Description of the task
Find the word "release" in the material below and gather every line that contains it.

━━ Records shown

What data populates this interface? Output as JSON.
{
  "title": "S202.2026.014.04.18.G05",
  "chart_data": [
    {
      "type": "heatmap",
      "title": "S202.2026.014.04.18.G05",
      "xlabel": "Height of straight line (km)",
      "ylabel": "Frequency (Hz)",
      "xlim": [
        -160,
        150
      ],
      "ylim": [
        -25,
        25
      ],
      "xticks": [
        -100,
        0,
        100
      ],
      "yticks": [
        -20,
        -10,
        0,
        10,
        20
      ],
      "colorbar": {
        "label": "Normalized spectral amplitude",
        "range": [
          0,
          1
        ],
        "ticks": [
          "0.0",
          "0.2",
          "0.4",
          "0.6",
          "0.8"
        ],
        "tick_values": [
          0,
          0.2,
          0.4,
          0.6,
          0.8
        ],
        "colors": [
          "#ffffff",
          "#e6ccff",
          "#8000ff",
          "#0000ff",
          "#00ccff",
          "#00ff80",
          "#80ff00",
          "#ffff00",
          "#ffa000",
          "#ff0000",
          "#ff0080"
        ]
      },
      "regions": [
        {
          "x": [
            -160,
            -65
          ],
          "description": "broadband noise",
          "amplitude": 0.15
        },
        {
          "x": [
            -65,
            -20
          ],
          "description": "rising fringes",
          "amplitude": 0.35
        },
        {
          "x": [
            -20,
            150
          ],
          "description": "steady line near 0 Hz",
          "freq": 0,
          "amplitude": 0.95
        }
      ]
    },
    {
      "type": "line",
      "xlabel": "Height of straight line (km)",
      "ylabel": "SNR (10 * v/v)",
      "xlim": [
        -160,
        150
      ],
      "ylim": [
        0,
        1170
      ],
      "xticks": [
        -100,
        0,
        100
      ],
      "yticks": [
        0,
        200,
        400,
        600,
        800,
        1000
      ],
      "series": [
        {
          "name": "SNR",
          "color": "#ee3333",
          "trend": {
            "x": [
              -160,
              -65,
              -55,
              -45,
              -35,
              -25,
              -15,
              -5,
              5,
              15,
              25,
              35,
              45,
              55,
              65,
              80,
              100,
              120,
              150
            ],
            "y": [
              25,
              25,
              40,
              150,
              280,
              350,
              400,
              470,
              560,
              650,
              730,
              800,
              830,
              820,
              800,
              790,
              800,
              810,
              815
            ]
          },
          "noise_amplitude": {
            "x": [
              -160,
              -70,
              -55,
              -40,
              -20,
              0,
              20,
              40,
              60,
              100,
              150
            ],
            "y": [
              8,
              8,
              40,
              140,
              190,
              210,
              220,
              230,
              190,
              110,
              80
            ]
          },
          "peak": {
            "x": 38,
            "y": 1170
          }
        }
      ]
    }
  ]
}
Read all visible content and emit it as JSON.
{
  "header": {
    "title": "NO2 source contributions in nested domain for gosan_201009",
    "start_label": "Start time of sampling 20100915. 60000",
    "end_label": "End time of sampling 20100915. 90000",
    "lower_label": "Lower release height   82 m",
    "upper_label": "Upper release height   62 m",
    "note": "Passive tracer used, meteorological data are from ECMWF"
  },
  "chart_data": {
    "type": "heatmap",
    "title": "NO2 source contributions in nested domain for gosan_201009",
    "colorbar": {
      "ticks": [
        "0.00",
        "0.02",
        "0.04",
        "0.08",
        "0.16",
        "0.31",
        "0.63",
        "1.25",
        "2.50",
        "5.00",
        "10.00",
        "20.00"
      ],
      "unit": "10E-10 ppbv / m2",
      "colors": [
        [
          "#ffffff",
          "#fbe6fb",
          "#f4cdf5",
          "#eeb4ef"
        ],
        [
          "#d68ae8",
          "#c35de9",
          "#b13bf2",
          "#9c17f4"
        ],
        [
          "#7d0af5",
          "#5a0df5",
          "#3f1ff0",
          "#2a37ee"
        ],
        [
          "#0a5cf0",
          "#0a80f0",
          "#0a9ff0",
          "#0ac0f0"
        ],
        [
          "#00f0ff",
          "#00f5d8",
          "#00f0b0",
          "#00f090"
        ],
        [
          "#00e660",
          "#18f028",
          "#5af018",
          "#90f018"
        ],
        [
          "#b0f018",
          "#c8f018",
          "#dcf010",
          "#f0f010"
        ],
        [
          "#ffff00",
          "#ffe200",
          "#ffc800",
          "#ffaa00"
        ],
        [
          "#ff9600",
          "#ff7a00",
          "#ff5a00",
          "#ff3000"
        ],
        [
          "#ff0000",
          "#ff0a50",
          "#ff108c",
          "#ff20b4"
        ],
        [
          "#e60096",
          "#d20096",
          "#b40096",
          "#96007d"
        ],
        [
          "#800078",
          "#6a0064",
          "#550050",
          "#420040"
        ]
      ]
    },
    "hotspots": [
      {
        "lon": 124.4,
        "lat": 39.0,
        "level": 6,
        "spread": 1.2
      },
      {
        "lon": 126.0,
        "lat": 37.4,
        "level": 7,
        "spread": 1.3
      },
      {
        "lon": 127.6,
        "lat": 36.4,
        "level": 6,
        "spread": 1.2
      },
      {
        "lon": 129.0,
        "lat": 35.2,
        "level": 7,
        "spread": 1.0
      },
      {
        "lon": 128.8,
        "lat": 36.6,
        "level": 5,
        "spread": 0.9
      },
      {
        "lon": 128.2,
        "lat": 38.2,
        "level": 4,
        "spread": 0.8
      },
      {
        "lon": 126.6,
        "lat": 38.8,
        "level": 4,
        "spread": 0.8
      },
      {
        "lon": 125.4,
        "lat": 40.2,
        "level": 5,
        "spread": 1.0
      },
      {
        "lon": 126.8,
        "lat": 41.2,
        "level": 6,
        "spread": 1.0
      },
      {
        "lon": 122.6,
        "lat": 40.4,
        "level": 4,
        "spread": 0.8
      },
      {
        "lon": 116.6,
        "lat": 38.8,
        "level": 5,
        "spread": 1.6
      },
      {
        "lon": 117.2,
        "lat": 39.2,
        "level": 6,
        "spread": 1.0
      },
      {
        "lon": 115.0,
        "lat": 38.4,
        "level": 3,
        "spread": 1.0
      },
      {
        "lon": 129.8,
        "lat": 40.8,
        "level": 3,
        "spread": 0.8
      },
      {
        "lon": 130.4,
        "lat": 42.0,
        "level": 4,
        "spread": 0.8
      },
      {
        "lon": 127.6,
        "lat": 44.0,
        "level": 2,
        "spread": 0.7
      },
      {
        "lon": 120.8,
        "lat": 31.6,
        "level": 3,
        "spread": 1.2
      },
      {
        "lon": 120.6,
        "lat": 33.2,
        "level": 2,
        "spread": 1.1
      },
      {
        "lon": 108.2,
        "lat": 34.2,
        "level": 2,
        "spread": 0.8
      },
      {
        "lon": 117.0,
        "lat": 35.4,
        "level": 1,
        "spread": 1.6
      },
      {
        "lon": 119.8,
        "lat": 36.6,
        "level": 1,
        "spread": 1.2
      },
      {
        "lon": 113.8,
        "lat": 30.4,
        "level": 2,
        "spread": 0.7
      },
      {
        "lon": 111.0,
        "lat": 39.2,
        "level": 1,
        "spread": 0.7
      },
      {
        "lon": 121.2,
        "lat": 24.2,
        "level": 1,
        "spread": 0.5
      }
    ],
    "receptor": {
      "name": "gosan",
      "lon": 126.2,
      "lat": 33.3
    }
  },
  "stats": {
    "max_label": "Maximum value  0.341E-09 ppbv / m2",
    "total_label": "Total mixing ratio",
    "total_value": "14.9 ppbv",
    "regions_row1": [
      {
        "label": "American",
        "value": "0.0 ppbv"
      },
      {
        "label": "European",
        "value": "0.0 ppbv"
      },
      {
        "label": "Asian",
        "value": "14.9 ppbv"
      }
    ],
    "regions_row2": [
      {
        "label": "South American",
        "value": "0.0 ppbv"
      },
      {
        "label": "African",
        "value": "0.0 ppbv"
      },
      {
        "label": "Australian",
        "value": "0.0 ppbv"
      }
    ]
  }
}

━━━━
━━ Records shown

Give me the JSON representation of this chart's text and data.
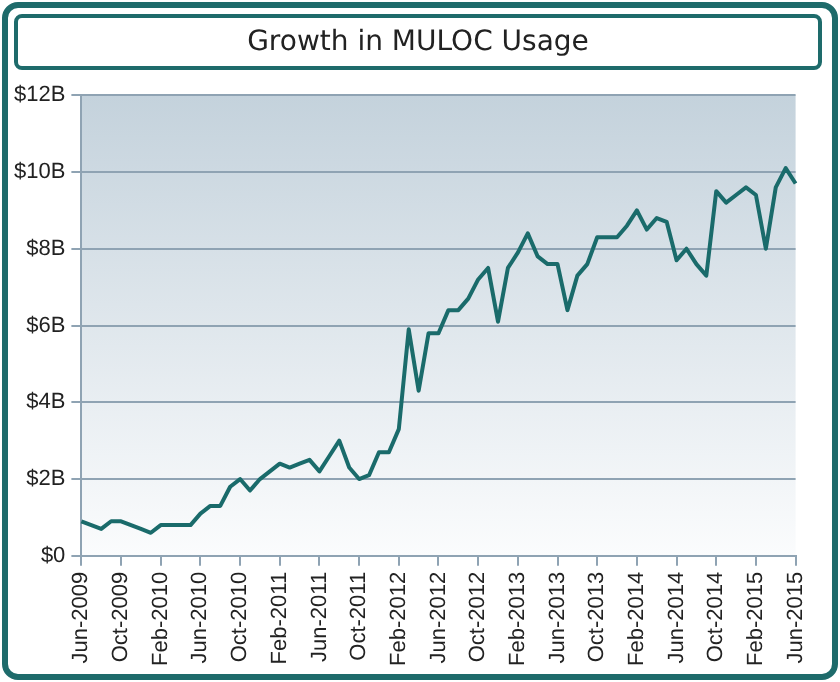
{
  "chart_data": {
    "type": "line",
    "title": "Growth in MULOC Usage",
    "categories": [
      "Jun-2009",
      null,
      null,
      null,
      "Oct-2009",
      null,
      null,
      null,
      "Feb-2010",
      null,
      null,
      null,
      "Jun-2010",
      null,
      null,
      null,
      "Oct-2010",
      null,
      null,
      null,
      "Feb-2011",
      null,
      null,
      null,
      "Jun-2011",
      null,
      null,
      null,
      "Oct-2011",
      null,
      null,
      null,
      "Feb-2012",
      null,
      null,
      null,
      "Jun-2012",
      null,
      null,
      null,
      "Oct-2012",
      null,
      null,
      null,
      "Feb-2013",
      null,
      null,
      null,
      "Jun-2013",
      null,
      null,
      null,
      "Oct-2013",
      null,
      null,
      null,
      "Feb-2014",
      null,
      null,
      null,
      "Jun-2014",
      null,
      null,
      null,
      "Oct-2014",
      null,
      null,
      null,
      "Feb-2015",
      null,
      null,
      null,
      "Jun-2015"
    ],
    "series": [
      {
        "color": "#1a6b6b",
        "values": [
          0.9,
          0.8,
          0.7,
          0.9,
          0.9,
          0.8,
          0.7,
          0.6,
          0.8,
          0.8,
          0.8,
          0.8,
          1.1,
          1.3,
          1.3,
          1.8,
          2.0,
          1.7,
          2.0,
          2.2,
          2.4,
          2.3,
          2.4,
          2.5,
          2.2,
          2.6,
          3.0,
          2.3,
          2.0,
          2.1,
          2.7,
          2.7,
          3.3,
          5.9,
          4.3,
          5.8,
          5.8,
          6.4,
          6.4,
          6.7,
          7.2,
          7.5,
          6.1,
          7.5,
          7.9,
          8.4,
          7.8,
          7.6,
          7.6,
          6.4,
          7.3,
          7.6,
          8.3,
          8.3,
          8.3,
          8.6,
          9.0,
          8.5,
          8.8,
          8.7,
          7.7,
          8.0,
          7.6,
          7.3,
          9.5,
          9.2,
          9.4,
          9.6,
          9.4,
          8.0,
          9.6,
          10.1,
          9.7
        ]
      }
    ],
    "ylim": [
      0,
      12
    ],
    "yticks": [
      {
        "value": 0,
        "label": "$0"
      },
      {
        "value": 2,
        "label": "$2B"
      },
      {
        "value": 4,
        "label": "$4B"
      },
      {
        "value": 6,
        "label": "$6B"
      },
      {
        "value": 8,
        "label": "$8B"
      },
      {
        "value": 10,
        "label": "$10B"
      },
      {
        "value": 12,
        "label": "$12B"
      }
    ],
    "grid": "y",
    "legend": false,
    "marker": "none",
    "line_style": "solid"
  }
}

━━━━
━━ Records shown

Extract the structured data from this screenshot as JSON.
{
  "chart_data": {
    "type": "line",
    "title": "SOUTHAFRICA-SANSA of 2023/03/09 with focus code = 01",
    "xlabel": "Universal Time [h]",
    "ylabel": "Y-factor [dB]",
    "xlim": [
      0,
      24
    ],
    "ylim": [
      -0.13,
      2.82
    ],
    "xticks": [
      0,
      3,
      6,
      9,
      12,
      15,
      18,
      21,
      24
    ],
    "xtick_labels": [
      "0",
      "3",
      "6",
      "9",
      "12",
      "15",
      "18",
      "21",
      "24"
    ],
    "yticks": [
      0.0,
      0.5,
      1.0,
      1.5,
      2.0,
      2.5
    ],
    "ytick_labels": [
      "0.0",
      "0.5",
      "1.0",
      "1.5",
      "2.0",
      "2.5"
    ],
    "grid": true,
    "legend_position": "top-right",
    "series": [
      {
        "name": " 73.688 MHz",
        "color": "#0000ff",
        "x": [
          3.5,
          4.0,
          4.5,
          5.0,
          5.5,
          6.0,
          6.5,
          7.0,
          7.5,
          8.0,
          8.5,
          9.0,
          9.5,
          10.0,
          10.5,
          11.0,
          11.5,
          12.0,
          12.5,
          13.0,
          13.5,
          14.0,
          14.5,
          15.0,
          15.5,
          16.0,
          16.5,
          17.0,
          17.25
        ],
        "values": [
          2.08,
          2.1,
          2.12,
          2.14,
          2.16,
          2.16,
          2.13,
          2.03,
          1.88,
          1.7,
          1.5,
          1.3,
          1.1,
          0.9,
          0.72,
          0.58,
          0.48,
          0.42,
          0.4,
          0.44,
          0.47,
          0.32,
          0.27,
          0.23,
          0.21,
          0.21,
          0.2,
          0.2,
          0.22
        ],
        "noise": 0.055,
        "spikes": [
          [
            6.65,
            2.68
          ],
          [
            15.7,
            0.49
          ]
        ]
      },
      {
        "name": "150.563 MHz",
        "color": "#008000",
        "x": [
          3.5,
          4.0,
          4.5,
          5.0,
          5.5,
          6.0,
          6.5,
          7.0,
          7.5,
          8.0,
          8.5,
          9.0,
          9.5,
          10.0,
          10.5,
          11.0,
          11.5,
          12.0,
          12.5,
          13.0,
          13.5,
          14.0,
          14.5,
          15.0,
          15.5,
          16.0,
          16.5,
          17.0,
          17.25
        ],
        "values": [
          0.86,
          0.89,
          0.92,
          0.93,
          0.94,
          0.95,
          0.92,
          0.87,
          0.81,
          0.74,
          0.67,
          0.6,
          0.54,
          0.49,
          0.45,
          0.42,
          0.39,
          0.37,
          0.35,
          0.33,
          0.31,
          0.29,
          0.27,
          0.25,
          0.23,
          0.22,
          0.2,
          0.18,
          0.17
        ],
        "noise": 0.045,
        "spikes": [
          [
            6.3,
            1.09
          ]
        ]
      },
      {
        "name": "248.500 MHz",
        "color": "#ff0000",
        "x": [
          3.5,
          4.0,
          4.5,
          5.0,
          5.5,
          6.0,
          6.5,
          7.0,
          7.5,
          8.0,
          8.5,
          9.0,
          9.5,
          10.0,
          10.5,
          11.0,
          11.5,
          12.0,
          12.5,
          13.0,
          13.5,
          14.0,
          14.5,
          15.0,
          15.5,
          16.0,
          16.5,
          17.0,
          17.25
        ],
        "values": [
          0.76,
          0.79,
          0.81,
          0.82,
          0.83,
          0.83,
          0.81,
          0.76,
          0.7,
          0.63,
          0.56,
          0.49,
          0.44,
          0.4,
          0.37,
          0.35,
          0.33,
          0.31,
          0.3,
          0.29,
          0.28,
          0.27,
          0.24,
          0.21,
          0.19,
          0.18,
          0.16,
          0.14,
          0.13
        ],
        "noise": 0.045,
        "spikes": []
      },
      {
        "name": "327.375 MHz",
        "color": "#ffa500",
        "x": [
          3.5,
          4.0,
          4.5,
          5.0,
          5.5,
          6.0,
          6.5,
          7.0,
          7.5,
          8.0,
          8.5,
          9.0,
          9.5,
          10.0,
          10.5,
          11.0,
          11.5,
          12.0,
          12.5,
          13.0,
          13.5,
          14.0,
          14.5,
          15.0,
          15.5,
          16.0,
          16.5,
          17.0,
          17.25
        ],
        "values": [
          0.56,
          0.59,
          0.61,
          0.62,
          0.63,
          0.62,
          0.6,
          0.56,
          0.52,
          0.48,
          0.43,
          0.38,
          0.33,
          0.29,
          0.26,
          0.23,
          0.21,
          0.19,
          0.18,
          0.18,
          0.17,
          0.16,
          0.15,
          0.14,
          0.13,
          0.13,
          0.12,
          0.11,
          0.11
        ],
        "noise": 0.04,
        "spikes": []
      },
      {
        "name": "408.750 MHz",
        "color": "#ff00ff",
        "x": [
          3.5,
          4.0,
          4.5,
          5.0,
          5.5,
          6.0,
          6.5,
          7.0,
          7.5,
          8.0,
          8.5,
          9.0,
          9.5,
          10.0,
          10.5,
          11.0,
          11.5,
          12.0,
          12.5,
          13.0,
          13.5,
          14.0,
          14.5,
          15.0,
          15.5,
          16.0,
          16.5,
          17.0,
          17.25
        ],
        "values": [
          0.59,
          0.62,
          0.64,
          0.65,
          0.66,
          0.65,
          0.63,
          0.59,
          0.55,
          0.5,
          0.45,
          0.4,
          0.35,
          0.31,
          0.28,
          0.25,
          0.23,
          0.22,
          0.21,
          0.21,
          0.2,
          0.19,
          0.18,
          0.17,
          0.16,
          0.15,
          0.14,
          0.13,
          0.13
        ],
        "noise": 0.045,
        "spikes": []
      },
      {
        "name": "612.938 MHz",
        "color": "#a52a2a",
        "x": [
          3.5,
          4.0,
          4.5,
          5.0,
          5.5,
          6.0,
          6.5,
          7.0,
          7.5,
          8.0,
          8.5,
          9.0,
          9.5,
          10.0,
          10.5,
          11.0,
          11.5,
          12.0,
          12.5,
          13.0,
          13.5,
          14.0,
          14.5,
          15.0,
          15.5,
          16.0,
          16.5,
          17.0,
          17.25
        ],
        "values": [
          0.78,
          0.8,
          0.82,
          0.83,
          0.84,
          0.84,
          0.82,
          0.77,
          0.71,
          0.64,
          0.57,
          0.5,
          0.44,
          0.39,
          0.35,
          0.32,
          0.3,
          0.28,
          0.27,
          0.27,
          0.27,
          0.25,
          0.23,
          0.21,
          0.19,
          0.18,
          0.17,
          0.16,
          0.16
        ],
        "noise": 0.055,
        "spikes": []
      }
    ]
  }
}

━━━━

Solution to this problem
    "lower_label": "Lower release height   82 m",
    "upper_label": "Upper release height   62 m",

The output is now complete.